The task:
Each entry below should be reproduced character for character.

Data entries:
━━━
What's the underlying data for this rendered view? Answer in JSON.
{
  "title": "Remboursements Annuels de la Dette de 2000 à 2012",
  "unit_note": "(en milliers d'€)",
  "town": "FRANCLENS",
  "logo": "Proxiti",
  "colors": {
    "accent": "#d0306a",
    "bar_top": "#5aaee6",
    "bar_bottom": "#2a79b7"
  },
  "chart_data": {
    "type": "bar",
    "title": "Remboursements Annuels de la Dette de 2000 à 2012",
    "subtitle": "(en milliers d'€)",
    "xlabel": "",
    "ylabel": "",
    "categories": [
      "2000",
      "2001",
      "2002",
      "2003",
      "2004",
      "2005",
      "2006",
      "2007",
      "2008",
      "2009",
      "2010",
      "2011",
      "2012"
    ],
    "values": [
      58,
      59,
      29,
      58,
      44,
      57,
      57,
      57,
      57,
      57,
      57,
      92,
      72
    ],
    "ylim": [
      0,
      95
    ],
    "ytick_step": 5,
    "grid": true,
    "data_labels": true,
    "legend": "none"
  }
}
━━━
Task solution:
What's the underlying data for this rendered view? Answer in JSON.
{
  "title": "Remboursements Annuels de la Dette de 2000 à 2012",
  "unit_note": "(en milliers d'€)",
  "town": "FRANCLENS",
  "logo": "Proxiti",
  "colors": {
    "accent": "#d0306a",
    "bar_top": "#5aaee6",
    "bar_bottom": "#2a79b7"
  },
  "chart_data": {
    "type": "bar",
    "title": "Remboursements Annuels de la Dette de 2000 à 2012",
    "subtitle": "(en milliers d'€)",
    "xlabel": "",
    "ylabel": "",
    "categories": [
      "2000",
      "2001",
      "2002",
      "2003",
      "2004",
      "2005",
      "2006",
      "2007",
      "2008",
      "2009",
      "2010",
      "2011",
      "2012"
    ],
    "values": [
      58,
      59,
      29,
      58,
      44,
      57,
      57,
      57,
      57,
      57,
      57,
      92,
      72
    ],
    "ylim": [
      0,
      95
    ],
    "ytick_step": 5,
    "grid": true,
    "data_labels": true,
    "legend": "none"
  }
}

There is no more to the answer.